◆ Übungstext
####

Schreibwerkstatt mit Rabea Edel
Samstag, 16.5. 15 – 17 Uhr Einführung
Sonntag, 17.5., 10 – 17 Uhr
Retzerhaus, Remise
Samstag, 16.5. 15 – 17 Uhr Einführung
Sonntag, 17.5., 10 – 17 Uhr
Retzerhaus, Remise
»Wir können sehen, wie eine Tasse vom Tisch fällt und in Scherben geht, aber wir werden niemals sehen, wie sich eine Tasse zusammenfügt und auf den Tisch zurückspringt«, schreibt Stephen Hawking und beschreibt zum einen die Zunahme der Unordnung, zum anderen aber auch, ungewollt, genau das, was das Schreiben vermag: Wir können die Tasse wieder auf den Tisch stellen und einen Menschen daneben sitzen, der uns davon erzählt. Wir können die Scherben zu etwas anderem zusammensetzen, als zu einer Tasse. Wir können die Unordnung nutzen, denn wo Unordnung ist, ist Material und aus Material entstehen Geschichten, formen sich Gedanken und generiert sich Sprache. Die Welt und die Menschen selbst sind aus dem Chaos, der Unordnung entstanden. Sprache macht das Verborgene sichtbar, ordnet Gedanken, erschafft Realitäten und öffnet Spielräume. Was wäre, wenn die Tasse nicht zerbrochen wäre? Was wäre, wenn die Zeit nicht linear verliefe? Was wäre, wenn wir nicht von der Tasse erzählen würden, sondern von den Umständen, dem Tisch, dem Menschen, der uns die Tasse geschenkt hat, dem Moment des Luftanhaltens beim Fall, dem Schnitt am Finger beim Aufsammeln der Scherben – was wäre, wenn wir mutig sind und einfach anfangen?

####

Daten zur Analyse des Seitenlayouts:
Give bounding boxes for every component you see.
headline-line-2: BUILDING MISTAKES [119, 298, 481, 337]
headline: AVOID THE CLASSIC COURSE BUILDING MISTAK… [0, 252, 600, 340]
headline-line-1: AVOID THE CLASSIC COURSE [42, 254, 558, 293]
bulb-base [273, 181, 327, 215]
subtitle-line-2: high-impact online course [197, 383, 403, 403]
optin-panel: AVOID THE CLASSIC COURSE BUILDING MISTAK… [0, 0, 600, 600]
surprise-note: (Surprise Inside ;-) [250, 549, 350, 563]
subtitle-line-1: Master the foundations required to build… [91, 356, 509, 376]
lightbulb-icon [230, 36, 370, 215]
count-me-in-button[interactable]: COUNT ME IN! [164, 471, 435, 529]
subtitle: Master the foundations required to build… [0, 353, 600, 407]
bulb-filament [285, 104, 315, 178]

####

◆ Ziel der Aufgabe
Welche Leistungen schreibt der Übungstext der Sprache in dem Satz zu, der mit „Sprache macht“ beginnt? Führen Sie alle auf.

◆ Ergebnis
- macht das Verborgene sichtbar
- ordnet Gedanken
- erschafft Realitäten
- öffnet Spielräume